Data extracted from a collection >>
+===+
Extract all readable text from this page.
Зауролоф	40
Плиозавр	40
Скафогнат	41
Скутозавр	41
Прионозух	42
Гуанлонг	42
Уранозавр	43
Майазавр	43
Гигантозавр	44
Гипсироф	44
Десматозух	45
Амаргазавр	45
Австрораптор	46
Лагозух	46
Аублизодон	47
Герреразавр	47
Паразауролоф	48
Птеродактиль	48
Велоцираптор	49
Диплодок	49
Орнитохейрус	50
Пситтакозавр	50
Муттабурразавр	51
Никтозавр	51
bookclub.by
+===+
STATED TASK >> Please restate the records in full, word for word.

EXERCISE OUTPUT >>
Extract all readable text from this page.
Зауролоф	40
Плиозавр	40
Скафогнат	41
Скутозавр	41
Прионозух	42
Гуанлонг	42
Уранозавр	43
Майазавр	43
Гигантозавр	44
Гипсироф	44
Десматозух	45
Амаргазавр	45
Австрораптор	46
Лагозух	46
Аублизодон	47
Герреразавр	47
Паразауролоф	48
Птеродактиль	48
Велоцираптор	49
Диплодок	49
Орнитохейрус	50
Пситтакозавр	50
Муттабурразавр	51
Никтозавр	51
bookclub.by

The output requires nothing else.